## [Extracted records]
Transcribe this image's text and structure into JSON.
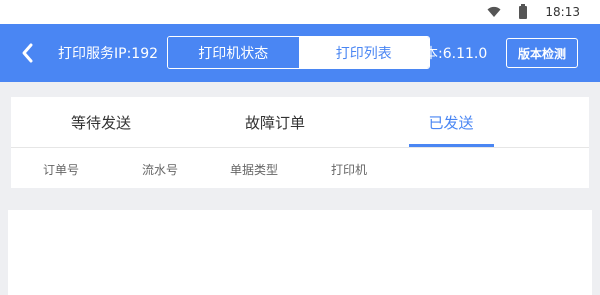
{
  "status_bar": {
    "time": "18:13",
    "icons": [
      "wifi-icon",
      "battery-icon"
    ]
  },
  "header": {
    "title_left": "打印服务IP:192",
    "title_right": "本:6.11.0",
    "segments": [
      {
        "label": "打印机状态",
        "active": false
      },
      {
        "label": "打印列表",
        "active": true
      }
    ],
    "version_button": "版本检测"
  },
  "tabs": [
    {
      "label": "等待发送",
      "active": false
    },
    {
      "label": "故障订单",
      "active": false
    },
    {
      "label": "已发送",
      "active": true
    }
  ],
  "columns": [
    "订单号",
    "流水号",
    "单据类型",
    "打印机"
  ],
  "colors": {
    "accent": "#4a86f3",
    "background": "#eeeff2"
  }
}
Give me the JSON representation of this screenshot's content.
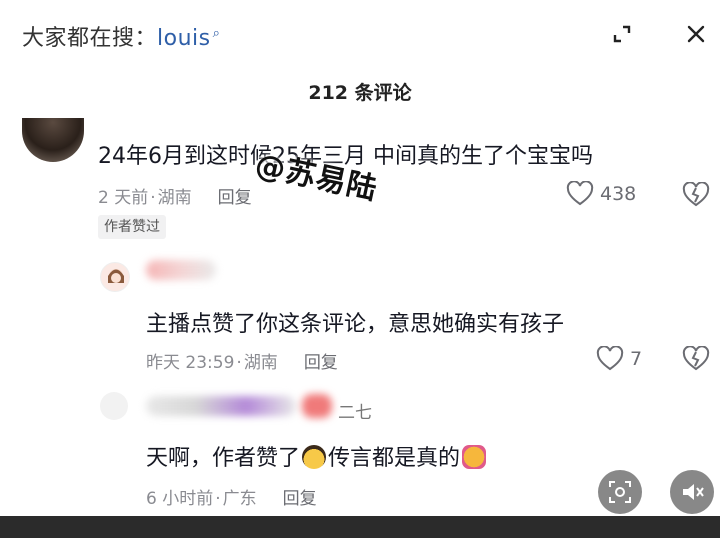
{
  "header": {
    "search_prefix": "大家都在搜：",
    "search_keyword": "louis",
    "expand_icon": "expand-icon",
    "close_icon": "close-icon"
  },
  "comments_title": "212 条评论",
  "comments": [
    {
      "text": "24年6月到这时候25年三月  中间真的生了个宝宝吗",
      "time": "2 天前",
      "location": "湖南",
      "reply_label": "回复",
      "likes": "438",
      "author_tag": "作者赞过"
    },
    {
      "text": "主播点赞了你这条评论，意思她确实有孩子",
      "time": "昨天 23:59",
      "location": "湖南",
      "reply_label": "回复",
      "likes": "7"
    },
    {
      "text_before": "天啊，作者赞了",
      "text_after": "传言都是真的",
      "name_fragment": "二七",
      "time": "6 小时前",
      "location": "广东",
      "reply_label": "回复"
    }
  ],
  "watermark": "@苏易陆",
  "colors": {
    "keyword": "#2f5fa8",
    "meta": "#8a8b91",
    "text": "#161823"
  }
}
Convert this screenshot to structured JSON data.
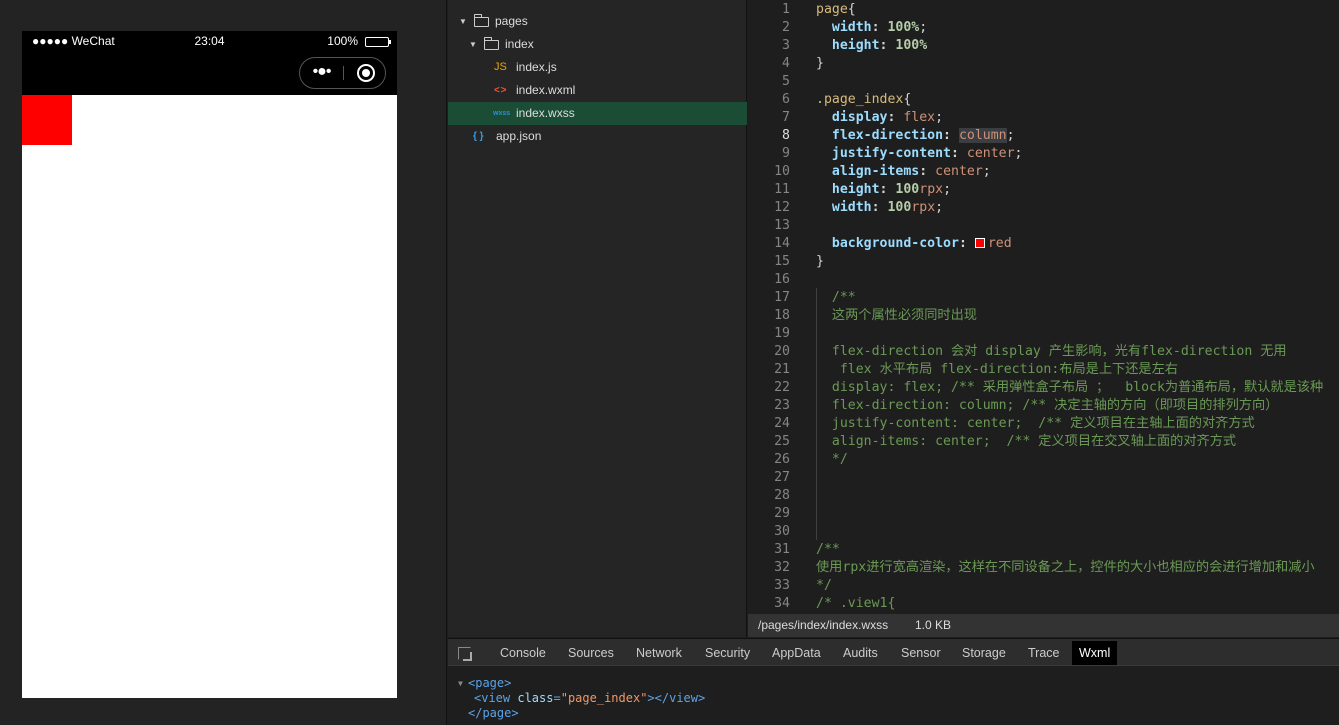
{
  "simulator": {
    "carrier": "●●●●● WeChat",
    "time": "23:04",
    "battery": "100%",
    "more_label": "•●•",
    "content_box_color": "#ff0000"
  },
  "file_tree": {
    "items": [
      {
        "label": "pages",
        "type": "folder",
        "expanded": true
      },
      {
        "label": "index",
        "type": "folder",
        "expanded": true
      },
      {
        "label": "index.js",
        "type": "js",
        "icon_text": "JS"
      },
      {
        "label": "index.wxml",
        "type": "wxml",
        "icon_text": "< >"
      },
      {
        "label": "index.wxss",
        "type": "wxss",
        "icon_text": "wxss",
        "selected": true
      },
      {
        "label": "app.json",
        "type": "json",
        "icon_text": "{ }"
      }
    ]
  },
  "editor": {
    "line_numbers": [
      "1",
      "2",
      "3",
      "4",
      "5",
      "6",
      "7",
      "8",
      "9",
      "10",
      "11",
      "12",
      "13",
      "14",
      "15",
      "16",
      "17",
      "18",
      "19",
      "20",
      "21",
      "22",
      "23",
      "24",
      "25",
      "26",
      "27",
      "28",
      "29",
      "30",
      "31",
      "32",
      "33",
      "34"
    ],
    "active_line": "8",
    "code": {
      "l1_sel": "page",
      "l1_brace": "{",
      "l2_prop": "width",
      "l2_val": "100%",
      "l3_prop": "height",
      "l3_val": "100%",
      "l4": "}",
      "l6_sel": ".page_index",
      "l6_brace": "{",
      "l7_prop": "display",
      "l7_val": "flex",
      "l8_prop": "flex-direction",
      "l8_val": "column",
      "l9_prop": "justify-content",
      "l9_val": "center",
      "l10_prop": "align-items",
      "l10_val": "center",
      "l11_prop": "height",
      "l11_num": "100",
      "l11_unit": "rpx",
      "l12_prop": "width",
      "l12_num": "100",
      "l12_unit": "rpx",
      "l14_prop": "background-color",
      "l14_val": "red",
      "l15": "}",
      "l17": "  /**",
      "l18": "  这两个属性必须同时出现",
      "l20": "  flex-direction 会对 display 产生影响，光有flex-direction 无用",
      "l21": "   flex 水平布局 flex-direction:布局是上下还是左右",
      "l22": "  display: flex; /** 采用弹性盒子布局 ；  block为普通布局，默认就是该种",
      "l23": "  flex-direction: column; /** 决定主轴的方向（即项目的排列方向）",
      "l24": "  justify-content: center;  /** 定义项目在主轴上面的对齐方式",
      "l25": "  align-items: center;  /** 定义项目在交叉轴上面的对齐方式",
      "l26": "  */",
      "l31": "/**",
      "l32": "使用rpx进行宽高渲染，这样在不同设备之上，控件的大小也相应的会进行增加和减小",
      "l33": "*/",
      "l34": "/* .view1{"
    }
  },
  "editor_status": {
    "path": "/pages/index/index.wxss",
    "size": "1.0 KB"
  },
  "devtools": {
    "tabs": [
      "Console",
      "Sources",
      "Network",
      "Security",
      "AppData",
      "Audits",
      "Sensor",
      "Storage",
      "Trace",
      "Wxml"
    ],
    "active_tab": "Wxml",
    "wxml": {
      "open_page": "<page>",
      "view_open": "<view",
      "attr_name": "class",
      "attr_eq": "=",
      "attr_value": "\"page_index\"",
      "view_close": "></view>",
      "close_page": "</page>"
    }
  },
  "colors": {
    "editor_bg": "#1e1e1e",
    "selected_file_bg": "#1b4d36",
    "selector": "#d7ba7d",
    "property": "#9cdcfe",
    "number": "#b5cea8",
    "value": "#ce9178",
    "comment": "#6a9955"
  }
}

## [What you have to do]
Copy all lines from the entries that contain the word "flex".

## [Finished task]
      "l7_val": "flex",
      "l8_prop": "flex-direction",
      "l20": "  flex-direction 会对 display 产生影响，光有flex-direction 无用",
      "l21": "   flex 水平布局 flex-direction:布局是上下还是左右",
      "l22": "  display: flex; /** 采用弹性盒子布局 ；  block为普通布局，默认就是该种",
      "l23": "  flex-direction: column; /** 决定主轴的方向（即项目的排列方向）",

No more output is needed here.